> _Stored entries_
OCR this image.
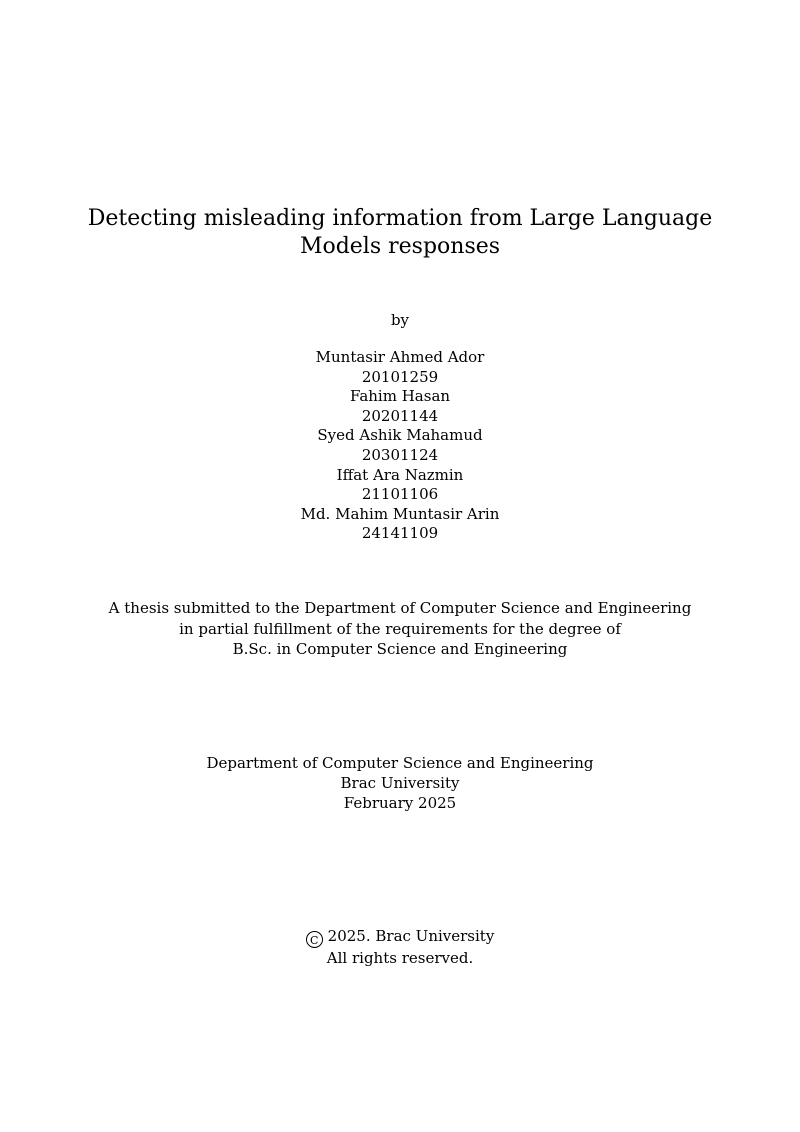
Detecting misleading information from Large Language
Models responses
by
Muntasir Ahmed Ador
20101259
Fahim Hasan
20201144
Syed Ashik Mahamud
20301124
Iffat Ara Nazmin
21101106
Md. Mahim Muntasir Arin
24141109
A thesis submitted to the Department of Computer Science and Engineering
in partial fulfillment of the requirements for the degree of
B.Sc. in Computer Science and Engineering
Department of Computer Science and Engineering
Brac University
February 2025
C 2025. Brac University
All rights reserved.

---

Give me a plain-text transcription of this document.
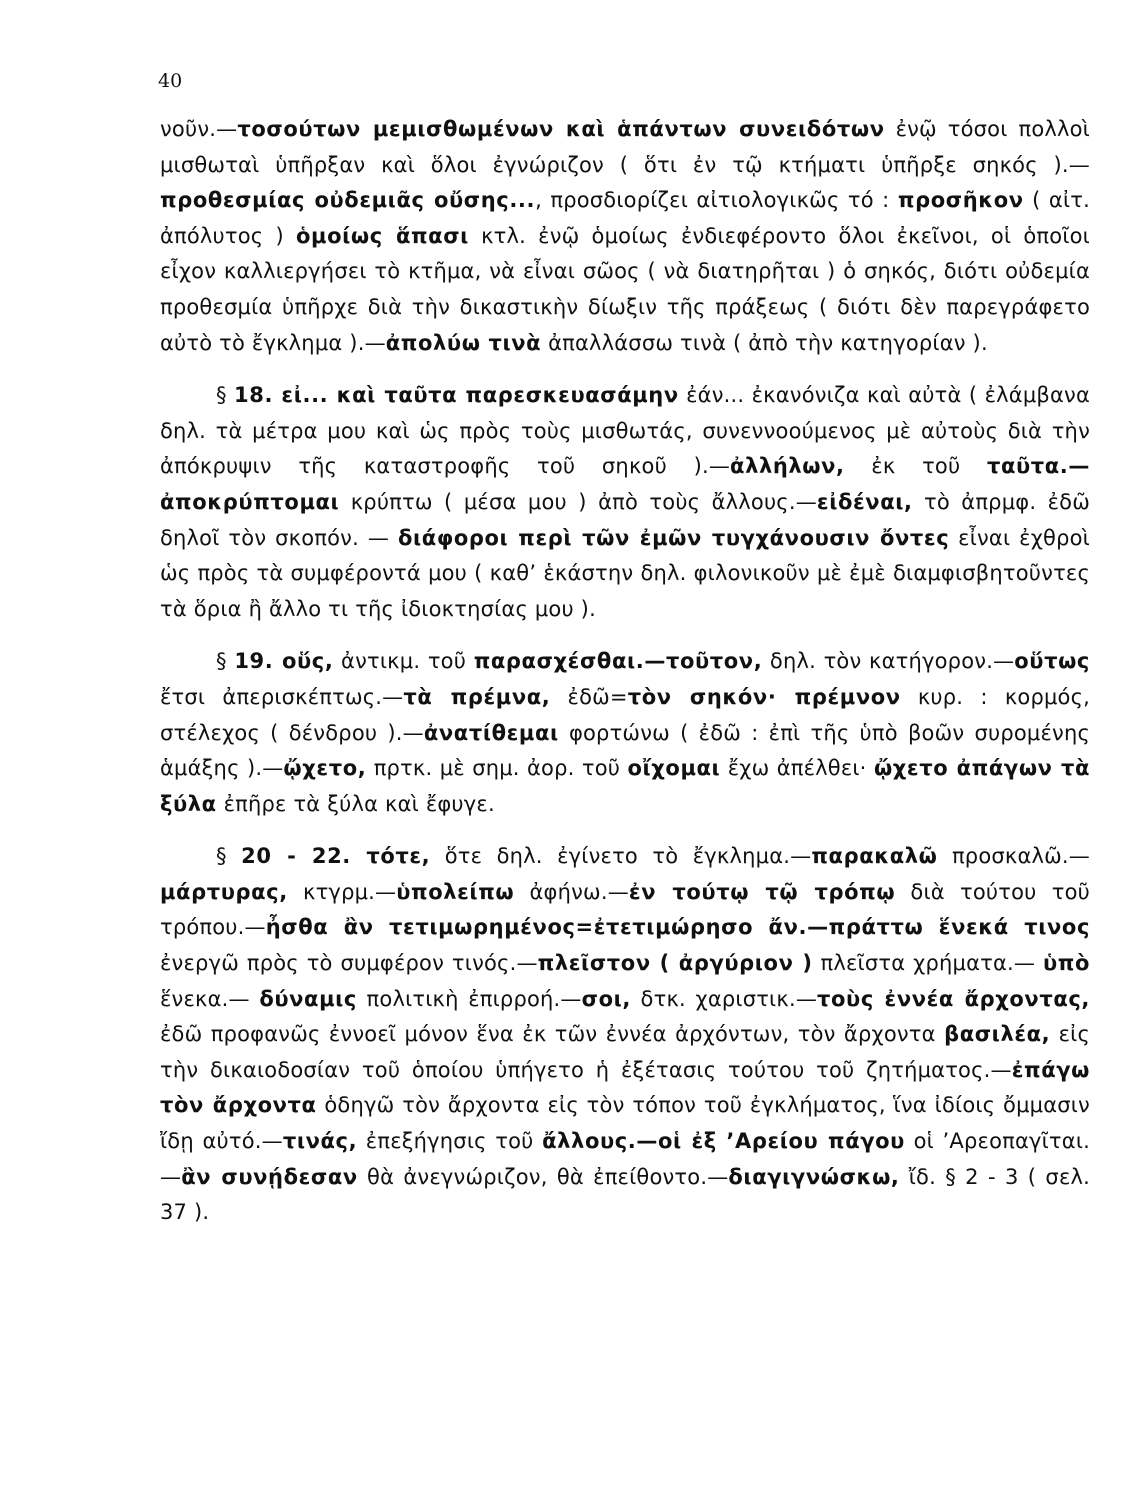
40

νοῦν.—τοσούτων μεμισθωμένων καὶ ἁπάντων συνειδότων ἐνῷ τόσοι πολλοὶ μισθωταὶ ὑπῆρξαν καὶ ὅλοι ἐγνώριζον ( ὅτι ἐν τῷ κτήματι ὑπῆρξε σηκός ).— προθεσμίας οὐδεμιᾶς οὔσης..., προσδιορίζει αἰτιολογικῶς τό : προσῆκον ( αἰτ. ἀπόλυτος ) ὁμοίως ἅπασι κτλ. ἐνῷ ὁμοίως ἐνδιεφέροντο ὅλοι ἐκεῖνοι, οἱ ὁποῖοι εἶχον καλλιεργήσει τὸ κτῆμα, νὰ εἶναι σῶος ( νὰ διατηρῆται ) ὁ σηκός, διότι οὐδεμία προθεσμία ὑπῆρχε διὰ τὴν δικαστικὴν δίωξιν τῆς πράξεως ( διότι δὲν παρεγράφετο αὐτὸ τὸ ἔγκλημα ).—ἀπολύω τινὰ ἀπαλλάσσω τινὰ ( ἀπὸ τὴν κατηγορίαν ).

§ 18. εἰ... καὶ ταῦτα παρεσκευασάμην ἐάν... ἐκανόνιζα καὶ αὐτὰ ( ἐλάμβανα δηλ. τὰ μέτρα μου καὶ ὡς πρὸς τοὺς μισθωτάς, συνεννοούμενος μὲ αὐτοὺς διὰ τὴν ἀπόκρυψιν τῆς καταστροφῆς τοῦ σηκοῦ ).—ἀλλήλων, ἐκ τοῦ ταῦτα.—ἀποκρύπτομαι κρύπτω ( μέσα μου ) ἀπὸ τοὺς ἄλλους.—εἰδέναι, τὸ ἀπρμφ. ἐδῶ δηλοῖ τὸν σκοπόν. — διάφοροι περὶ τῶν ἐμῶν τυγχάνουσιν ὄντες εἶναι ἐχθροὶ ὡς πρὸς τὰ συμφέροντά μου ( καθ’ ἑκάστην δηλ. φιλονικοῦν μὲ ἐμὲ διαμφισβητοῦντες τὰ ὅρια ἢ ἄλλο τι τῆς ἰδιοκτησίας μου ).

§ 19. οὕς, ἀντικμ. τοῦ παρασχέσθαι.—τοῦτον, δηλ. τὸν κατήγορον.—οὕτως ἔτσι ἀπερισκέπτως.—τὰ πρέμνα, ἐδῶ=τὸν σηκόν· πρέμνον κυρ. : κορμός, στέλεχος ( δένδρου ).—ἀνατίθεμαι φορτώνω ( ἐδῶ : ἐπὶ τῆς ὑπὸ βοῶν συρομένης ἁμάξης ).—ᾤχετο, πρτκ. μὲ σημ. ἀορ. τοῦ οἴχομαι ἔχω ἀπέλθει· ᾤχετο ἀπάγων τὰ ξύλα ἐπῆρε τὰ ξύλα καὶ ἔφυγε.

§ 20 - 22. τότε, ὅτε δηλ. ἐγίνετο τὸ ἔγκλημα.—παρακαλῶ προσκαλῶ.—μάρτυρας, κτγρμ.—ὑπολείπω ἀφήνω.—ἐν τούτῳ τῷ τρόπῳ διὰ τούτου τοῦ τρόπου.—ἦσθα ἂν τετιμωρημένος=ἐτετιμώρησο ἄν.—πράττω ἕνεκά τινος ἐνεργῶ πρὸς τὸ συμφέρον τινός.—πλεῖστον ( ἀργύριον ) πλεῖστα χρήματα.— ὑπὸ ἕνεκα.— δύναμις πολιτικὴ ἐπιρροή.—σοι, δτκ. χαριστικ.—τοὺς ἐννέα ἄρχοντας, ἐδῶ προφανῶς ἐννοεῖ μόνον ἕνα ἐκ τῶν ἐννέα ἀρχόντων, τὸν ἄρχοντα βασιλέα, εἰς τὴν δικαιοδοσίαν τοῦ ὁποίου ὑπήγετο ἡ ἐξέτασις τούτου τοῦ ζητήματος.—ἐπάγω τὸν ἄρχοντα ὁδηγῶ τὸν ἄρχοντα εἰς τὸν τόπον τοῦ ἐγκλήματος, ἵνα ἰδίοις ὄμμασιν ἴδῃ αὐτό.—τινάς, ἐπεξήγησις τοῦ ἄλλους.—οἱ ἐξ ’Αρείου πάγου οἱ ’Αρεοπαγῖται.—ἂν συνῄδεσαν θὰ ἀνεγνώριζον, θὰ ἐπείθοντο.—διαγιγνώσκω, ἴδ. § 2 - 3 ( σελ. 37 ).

> _EXERCISE TASK_
Return each line that includes "ἔγκλημα".

> _OUTPUT OF THE EXERCISE_
νοῦν.—τοσούτων μεμισθωμένων καὶ ἁπάντων συνειδότων ἐνῷ τόσοι πολλοὶ μισθωταὶ ὑπῆρξαν καὶ ὅλοι ἐγνώριζον ( ὅτι ἐν τῷ κτήματι ὑπῆρξε σηκός ).— προθεσμίας οὐδεμιᾶς οὔσης..., προσδιορίζει αἰτιολογικῶς τό : προσῆκον ( αἰτ. ἀπόλυτος ) ὁμοίως ἅπασι κτλ. ἐνῷ ὁμοίως ἐνδιεφέροντο ὅλοι ἐκεῖνοι, οἱ ὁποῖοι εἶχον καλλιεργήσει τὸ κτῆμα, νὰ εἶναι σῶος ( νὰ διατηρῆται ) ὁ σηκός, διότι οὐδεμία προθεσμία ὑπῆρχε διὰ τὴν δικαστικὴν δίωξιν τῆς πράξεως ( διότι δὲν παρεγράφετο αὐτὸ τὸ ἔγκλημα ).—ἀπολύω τινὰ ἀπαλλάσσω τινὰ ( ἀπὸ τὴν κατηγορίαν ).
§ 20 - 22. τότε, ὅτε δηλ. ἐγίνετο τὸ ἔγκλημα.—παρακαλῶ προσκαλῶ.—μάρτυρας, κτγρμ.—ὑπολείπω ἀφήνω.—ἐν τούτῳ τῷ τρόπῳ διὰ τούτου τοῦ τρόπου.—ἦσθα ἂν τετιμωρημένος=ἐτετιμώρησο ἄν.—πράττω ἕνεκά τινος ἐνεργῶ πρὸς τὸ συμφέρον τινός.—πλεῖστον ( ἀργύριον ) πλεῖστα χρήματα.— ὑπὸ ἕνεκα.— δύναμις πολιτικὴ ἐπιρροή.—σοι, δτκ. χαριστικ.—τοὺς ἐννέα ἄρχοντας, ἐδῶ προφανῶς ἐννοεῖ μόνον ἕνα ἐκ τῶν ἐννέα ἀρχόντων, τὸν ἄρχοντα βασιλέα, εἰς τὴν δικαιοδοσίαν τοῦ ὁποίου ὑπήγετο ἡ ἐξέτασις τούτου τοῦ ζητήματος.—ἐπάγω τὸν ἄρχοντα ὁδηγῶ τὸν ἄρχοντα εἰς τὸν τόπον τοῦ ἐγκλήματος, ἵνα ἰδίοις ὄμμασιν ἴδῃ αὐτό.—τινάς, ἐπεξήγησις τοῦ ἄλλους.—οἱ ἐξ ’Αρείου πάγου οἱ ’Αρεοπαγῖται.—ἂν συνῄδεσαν θὰ ἀνεγνώριζον, θὰ ἐπείθοντο.—διαγιγνώσκω, ἴδ. § 2 - 3 ( σελ. 37 ).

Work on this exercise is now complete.